WORKING DATA:
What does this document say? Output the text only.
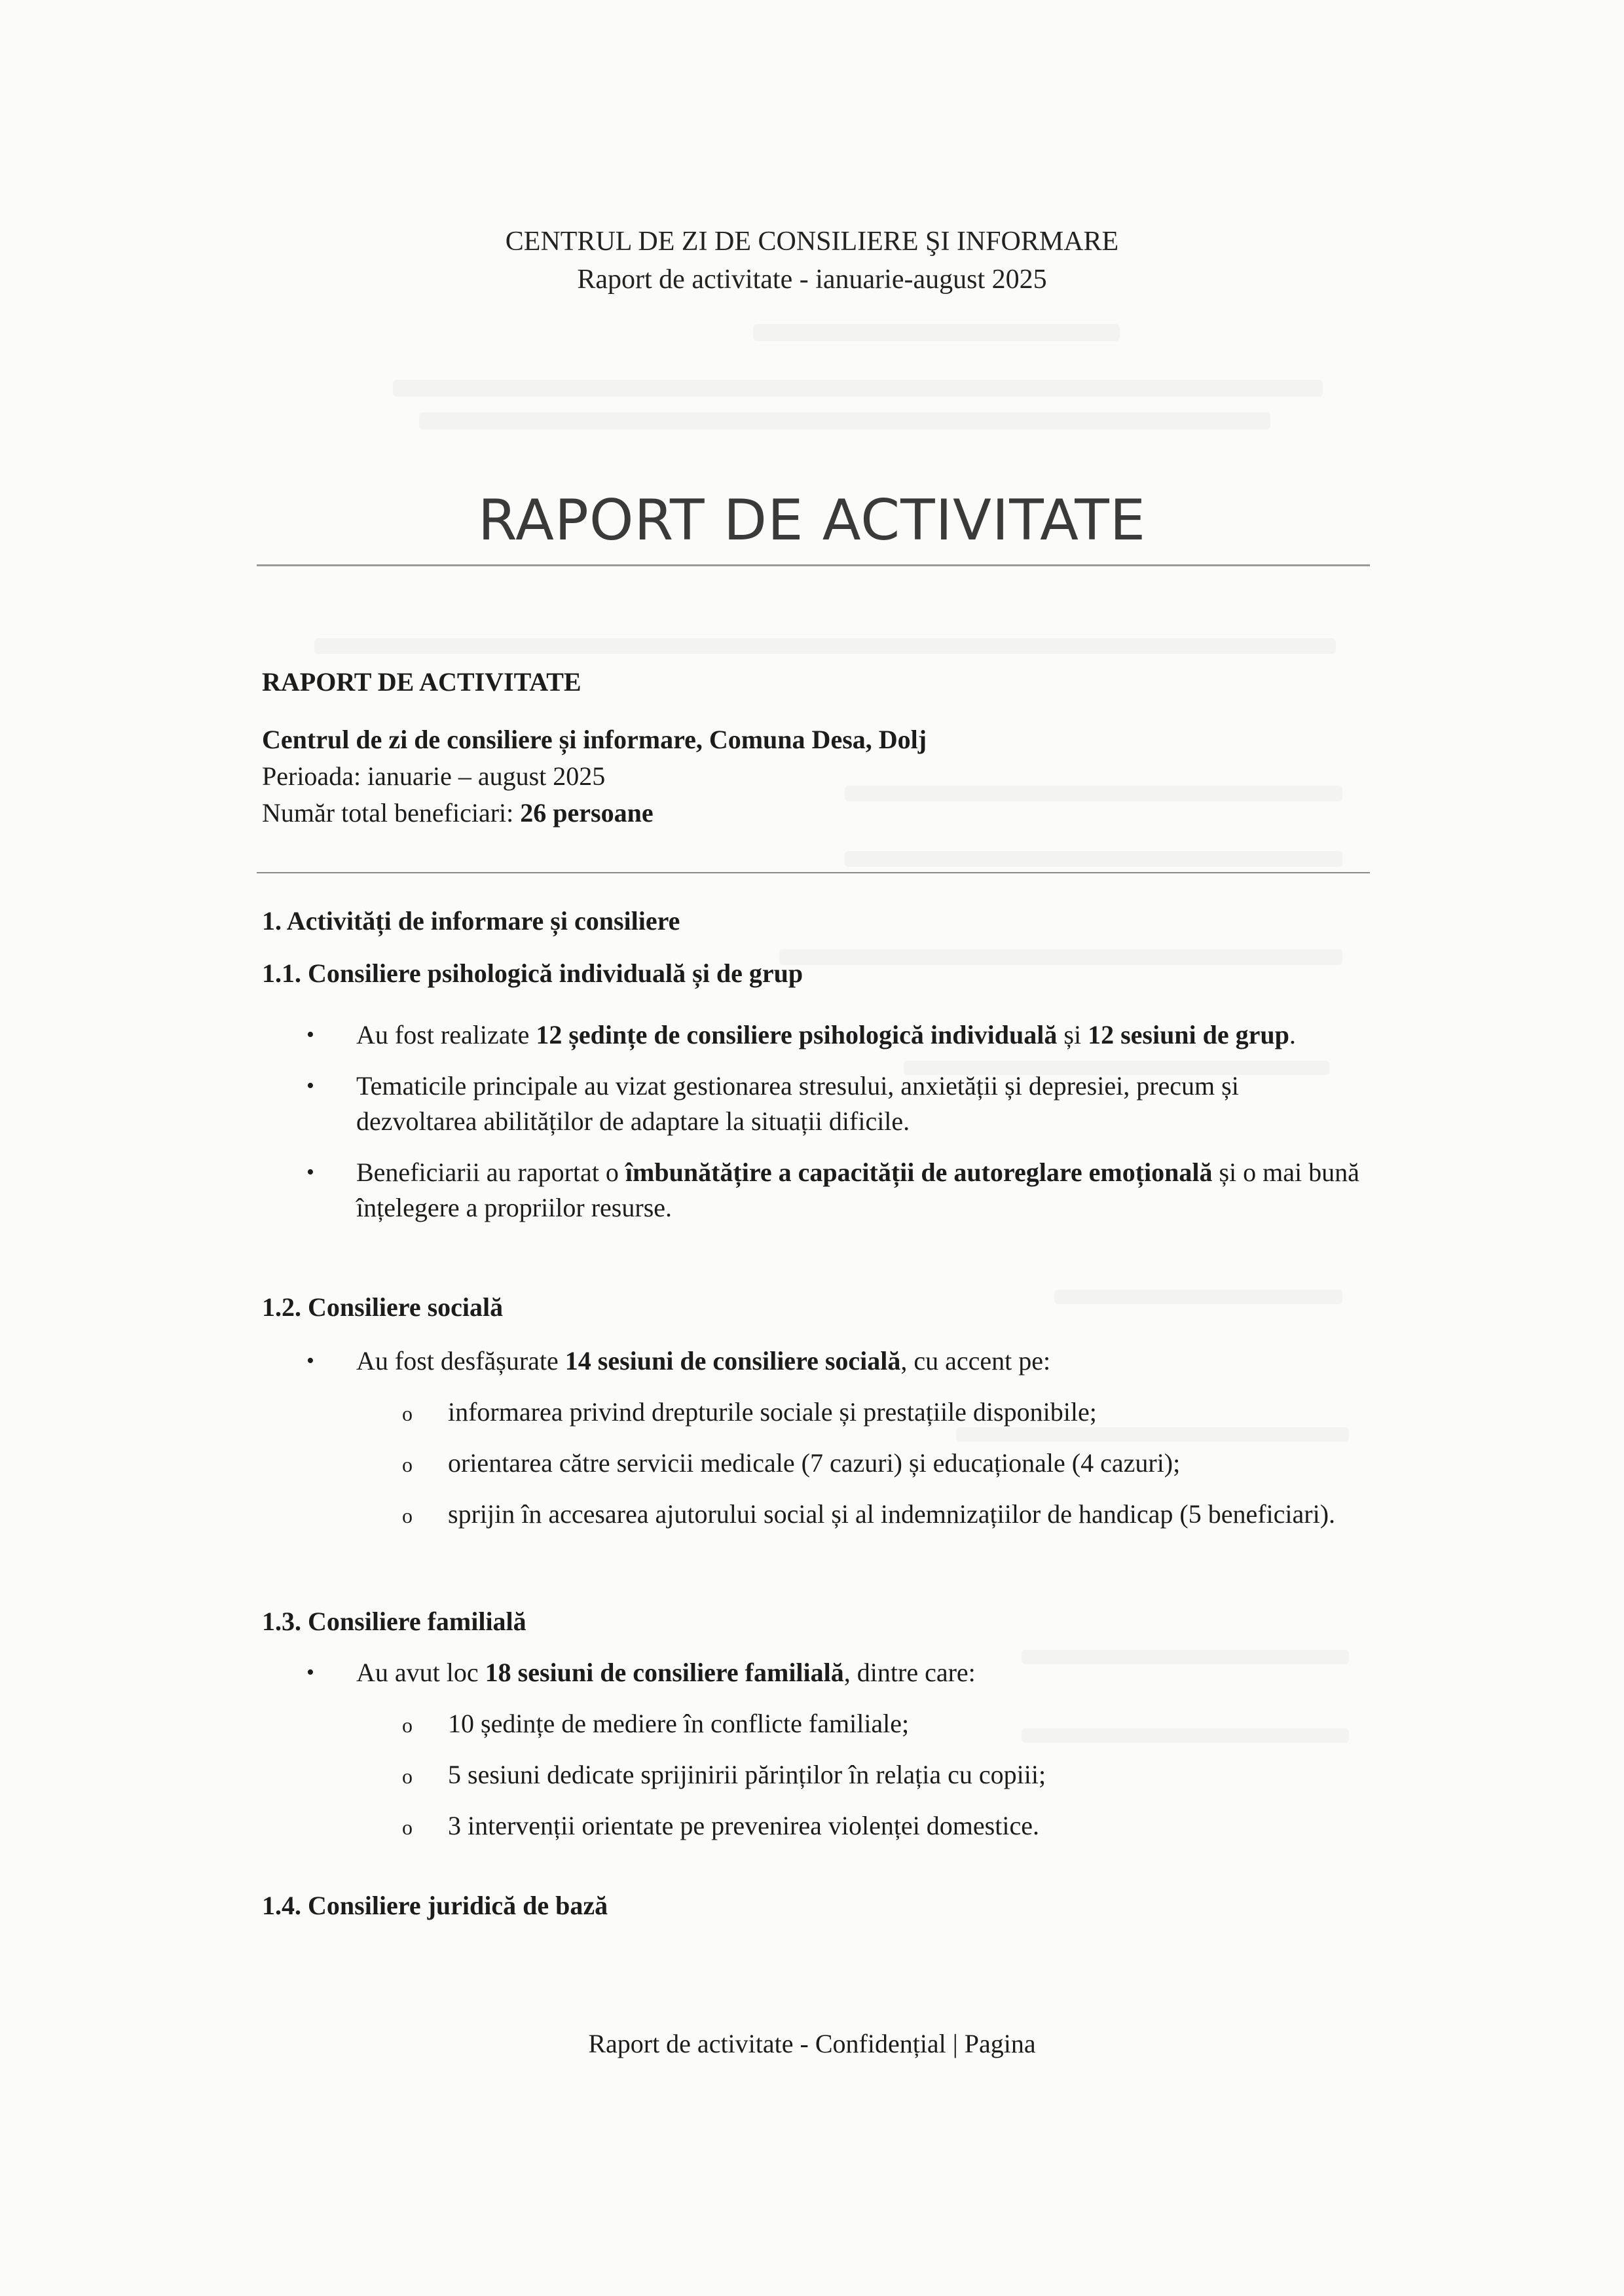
CENTRUL DE ZI DE CONSILIERE ŞI INFORMARE
Raport de activitate - ianuarie-august 2025
RAPORT DE ACTIVITATE
RAPORT DE ACTIVITATE
Centrul de zi de consiliere și informare, Comuna Desa, Dolj
Perioada: ianuarie – august 2025
Număr total beneficiari: 26 persoane
1. Activități de informare și consiliere
1.1. Consiliere psihologică individuală și de grup
• Au fost realizate 12 ședințe de consiliere psihologică individuală și 12 sesiuni de grup.
• Tematicile principale au vizat gestionarea stresului, anxietății și depresiei, precum și dezvoltarea abilităților de adaptare la situații dificile.
• Beneficiarii au raportat o îmbunătățire a capacității de autoreglare emoțională și o mai bună înțelegere a propriilor resurse.
1.2. Consiliere socială
• Au fost desfășurate 14 sesiuni de consiliere socială, cu accent pe:
o informarea privind drepturile sociale și prestațiile disponibile;
o orientarea către servicii medicale (7 cazuri) și educaționale (4 cazuri);
o sprijin în accesarea ajutorului social și al indemnizațiilor de handicap (5 beneficiari).
1.3. Consiliere familială
• Au avut loc 18 sesiuni de consiliere familială, dintre care:
o 10 ședințe de mediere în conflicte familiale;
o 5 sesiuni dedicate sprijinirii părinților în relația cu copiii;
o 3 intervenții orientate pe prevenirea violenței domestice.
1.4. Consiliere juridică de bază
Raport de activitate - Confidențial | Pagina
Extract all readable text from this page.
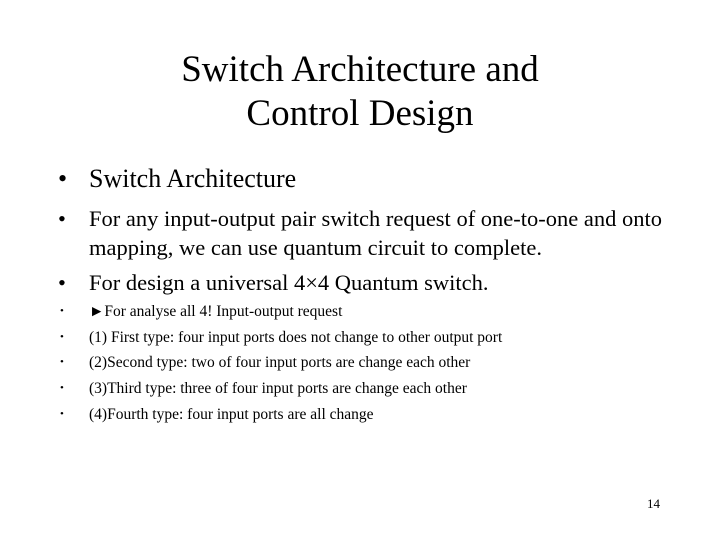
Switch Architecture and
Control Design
• Switch Architecture
•	For any input-output pair switch request of one-to-one and onto mapping, we can use quantum circuit to complete.
•	For design a universal 4×4 Quantum switch.
• ►For analyse all 4! Input-output request
• (1) First type: four input ports does not change to other output port
• (2)Second type: two of four input ports are change each other
• (3)Third type: three of four input ports are change each other
• (4)Fourth type: four input ports are all change
14
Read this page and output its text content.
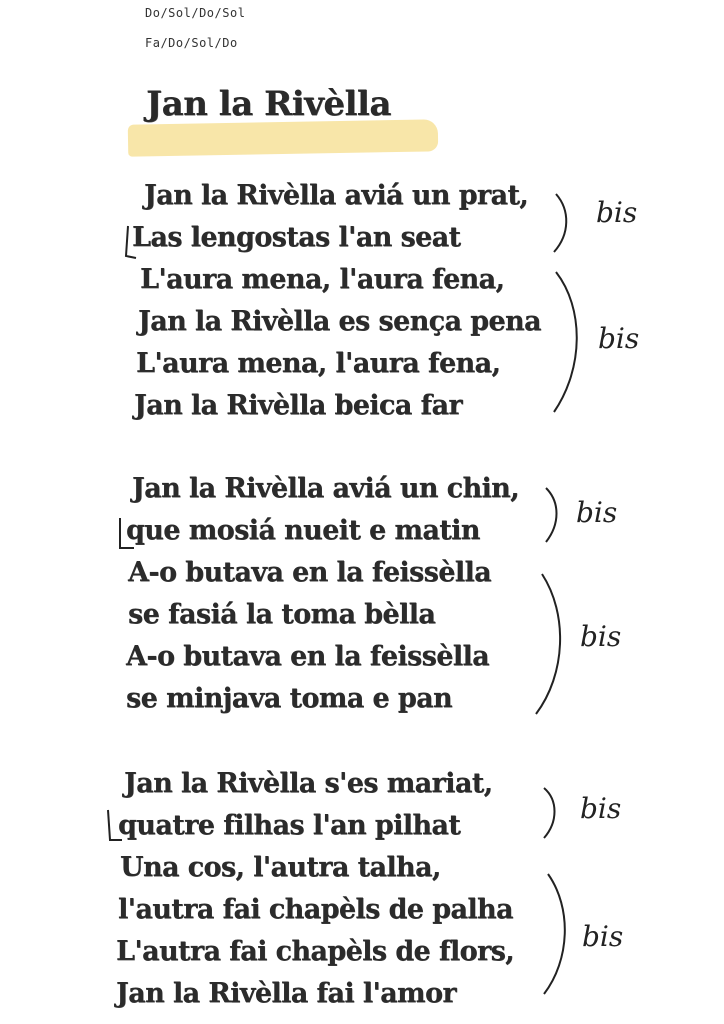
Do/Sol/Do/Sol
Fa/Do/Sol/Do
Jan la Rivèlla
Jan la Rivèlla aviá un prat,
Las lengostas l'an seat
L'aura mena, l'aura fena,
Jan la Rivèlla es sença pena
L'aura mena, l'aura fena,
Jan la Rivèlla beica far
bis
bis
Jan la Rivèlla aviá un chin,
que mosiá nueit e matin
A-o butava en la feissèlla
se fasiá la toma bèlla
A-o butava en la feissèlla
se minjava toma e pan
bis
bis
Jan la Rivèlla s'es mariat,
quatre filhas l'an pilhat
Una cos, l'autra talha,
l'autra fai chapèls de palha
L'autra fai chapèls de flors,
Jan la Rivèlla fai l'amor
bis
bis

AIM: Each line of the material must be retyped exactly, except that images are omitted.

OUTPUT:
What does this document say? Output the text only.
CENTRUL DE ZI DE CONSILIERE ŞI INFORMARE
Raport de activitate - ianuarie-august 2025
RAPORT DE ACTIVITATE
RAPORT DE ACTIVITATE
Centrul de zi de consiliere și informare, Comuna Desa, Dolj
Perioada: ianuarie – august 2025
Număr total beneficiari: 26 persoane
1. Activități de informare și consiliere
1.1. Consiliere psihologică individuală și de grup
• Au fost realizate 12 ședințe de consiliere psihologică individuală și 12 sesiuni de grup.
• Tematicile principale au vizat gestionarea stresului, anxietății și depresiei, precum și dezvoltarea abilităților de adaptare la situații dificile.
• Beneficiarii au raportat o îmbunătățire a capacității de autoreglare emoțională și o mai bună înțelegere a propriilor resurse.
1.2. Consiliere socială
• Au fost desfășurate 14 sesiuni de consiliere socială, cu accent pe:
o informarea privind drepturile sociale și prestațiile disponibile;
o orientarea către servicii medicale (7 cazuri) și educaționale (4 cazuri);
o sprijin în accesarea ajutorului social și al indemnizațiilor de handicap (5 beneficiari).
1.3. Consiliere familială
• Au avut loc 18 sesiuni de consiliere familială, dintre care:
o 10 ședințe de mediere în conflicte familiale;
o 5 sesiuni dedicate sprijinirii părinților în relația cu copiii;
o 3 intervenții orientate pe prevenirea violenței domestice.
1.4. Consiliere juridică de bază
Raport de activitate - Confidențial | Pagina
Extract all readable text from this page.
Switch Architecture and
Control Design
• Switch Architecture
•	For any input-output pair switch request of one-to-one and onto mapping, we can use quantum circuit to complete.
•	For design a universal 4×4 Quantum switch.
• ►For analyse all 4! Input-output request
• (1) First type: four input ports does not change to other output port
• (2)Second type: two of four input ports are change each other
• (3)Third type: three of four input ports are change each other
• (4)Fourth type: four input ports are all change
14
Read this page and output its text content.
Do/Sol/Do/Sol
Fa/Do/Sol/Do
Jan la Rivèlla
Jan la Rivèlla aviá un prat,
Las lengostas l'an seat
L'aura mena, l'aura fena,
Jan la Rivèlla es sença pena
L'aura mena, l'aura fena,
Jan la Rivèlla beica far
bis
bis
Jan la Rivèlla aviá un chin,
que mosiá nueit e matin
A-o butava en la feissèlla
se fasiá la toma bèlla
A-o butava en la feissèlla
se minjava toma e pan
bis
bis
Jan la Rivèlla s'es mariat,
quatre filhas l'an pilhat
Una cos, l'autra talha,
l'autra fai chapèls de palha
L'autra fai chapèls de flors,
Jan la Rivèlla fai l'amor
bis
bis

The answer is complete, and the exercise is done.